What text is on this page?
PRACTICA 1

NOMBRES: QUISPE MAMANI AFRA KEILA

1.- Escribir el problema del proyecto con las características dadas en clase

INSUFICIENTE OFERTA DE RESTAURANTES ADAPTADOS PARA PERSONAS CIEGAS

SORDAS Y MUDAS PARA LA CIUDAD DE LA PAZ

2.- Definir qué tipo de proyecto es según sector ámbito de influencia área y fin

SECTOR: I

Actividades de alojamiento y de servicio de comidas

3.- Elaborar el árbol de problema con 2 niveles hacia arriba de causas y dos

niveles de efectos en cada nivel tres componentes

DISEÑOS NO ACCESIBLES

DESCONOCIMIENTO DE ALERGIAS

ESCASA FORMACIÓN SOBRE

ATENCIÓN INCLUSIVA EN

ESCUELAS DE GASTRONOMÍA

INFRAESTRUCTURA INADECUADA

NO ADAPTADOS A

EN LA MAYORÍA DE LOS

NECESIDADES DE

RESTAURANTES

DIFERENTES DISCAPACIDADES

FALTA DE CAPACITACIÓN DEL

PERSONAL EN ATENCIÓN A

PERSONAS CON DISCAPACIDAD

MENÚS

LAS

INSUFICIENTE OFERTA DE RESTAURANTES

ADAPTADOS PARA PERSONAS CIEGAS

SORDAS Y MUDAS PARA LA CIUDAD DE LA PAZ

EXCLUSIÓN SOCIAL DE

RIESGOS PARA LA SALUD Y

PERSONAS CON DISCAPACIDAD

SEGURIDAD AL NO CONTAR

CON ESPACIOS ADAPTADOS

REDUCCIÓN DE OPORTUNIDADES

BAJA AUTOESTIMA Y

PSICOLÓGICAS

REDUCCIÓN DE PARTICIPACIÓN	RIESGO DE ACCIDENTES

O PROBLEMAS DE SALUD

WHAT YOU HAVE TO DO >> Every line above should be written out again exactly as it stands.

ANSWER FOR THE TASK >>
What text is on this page?
PRACTICA 1

NOMBRES: QUISPE MAMANI AFRA KEILA

1.- Escribir el problema del proyecto con las características dadas en clase

INSUFICIENTE OFERTA DE RESTAURANTES ADAPTADOS PARA PERSONAS CIEGAS

SORDAS Y MUDAS PARA LA CIUDAD DE LA PAZ

2.- Definir qué tipo de proyecto es según sector ámbito de influencia área y fin

SECTOR: I

Actividades de alojamiento y de servicio de comidas

3.- Elaborar el árbol de problema con 2 niveles hacia arriba de causas y dos

niveles de efectos en cada nivel tres componentes

DISEÑOS NO ACCESIBLES

DESCONOCIMIENTO DE ALERGIAS

ESCASA FORMACIÓN SOBRE

ATENCIÓN INCLUSIVA EN

ESCUELAS DE GASTRONOMÍA

INFRAESTRUCTURA INADECUADA

NO ADAPTADOS A

EN LA MAYORÍA DE LOS

NECESIDADES DE

RESTAURANTES

DIFERENTES DISCAPACIDADES

FALTA DE CAPACITACIÓN DEL

PERSONAL EN ATENCIÓN A

PERSONAS CON DISCAPACIDAD

MENÚS

LAS

INSUFICIENTE OFERTA DE RESTAURANTES

ADAPTADOS PARA PERSONAS CIEGAS

SORDAS Y MUDAS PARA LA CIUDAD DE LA PAZ

EXCLUSIÓN SOCIAL DE

RIESGOS PARA LA SALUD Y

PERSONAS CON DISCAPACIDAD

SEGURIDAD AL NO CONTAR

CON ESPACIOS ADAPTADOS

REDUCCIÓN DE OPORTUNIDADES

BAJA AUTOESTIMA Y

PSICOLÓGICAS

REDUCCIÓN DE PARTICIPACIÓN	RIESGO DE ACCIDENTES

O PROBLEMAS DE SALUD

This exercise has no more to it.